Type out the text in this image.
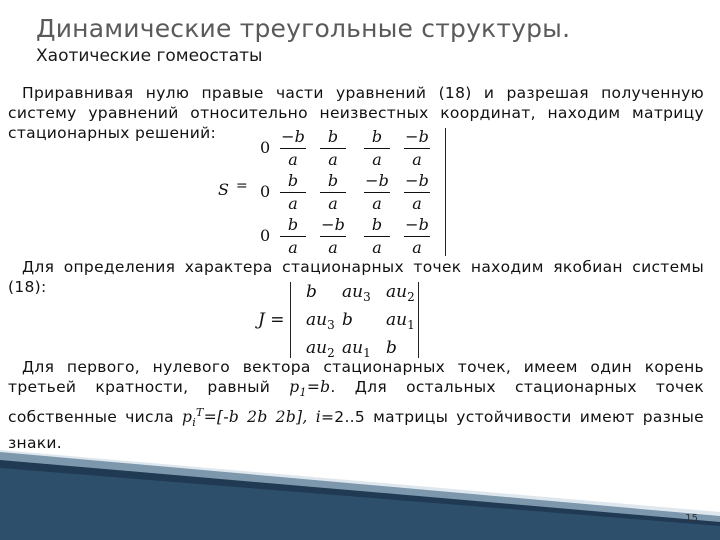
Динамические треугольные структуры.
Хаотические гомеостаты
Приравнивая нулю правые части уравнений (18) и разрешая полученную систему уравнений относительно неизвестных координат, находим матрицу стационарных решений:
S =
0
−b
a
b
a
b
a
−b
a
0
b
a
b
a
−b
a
−b
a
0
b
a
−b
a
b
a
−b
a
Для определения характера стационарных точек находим якобиан системы (18):
J =
b $au_3$ $au_2$
$au_3$ b $au_1$
$au_2$ $au_1$ b
Для первого, нулевого вектора стационарных точек, имеем один корень третьей кратности, равный $p_1=b$. Для остальных стационарных точек собственные числа $p_i^T=[-b$ 2b 2b], i=2..5 матрицы устойчивости имеют разные знаки.
15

* * *

GIVEN TASK
Using the material above, return every line exactly as it appears, minus the pictures.

WRITTEN RESPONSE
Type out the text in this image.
Динамические треугольные структуры.
Хаотические гомеостаты
Приравнивая нулю правые части уравнений (18) и разрешая полученную систему уравнений относительно неизвестных координат, находим матрицу стационарных решений:
S =
0
−b
a
b
a
b
a
−b
a
0
b
a
b
a
−b
a
−b
a
0
b
a
−b
a
b
a
−b
a
Для определения характера стационарных точек находим якобиан системы (18):
J =
b $au_3$ $au_2$
$au_3$ b $au_1$
$au_2$ $au_1$ b
Для первого, нулевого вектора стационарных точек, имеем один корень третьей кратности, равный $p_1=b$. Для остальных стационарных точек собственные числа $p_i^T=[-b$ 2b 2b], i=2..5 матрицы устойчивости имеют разные знаки.
15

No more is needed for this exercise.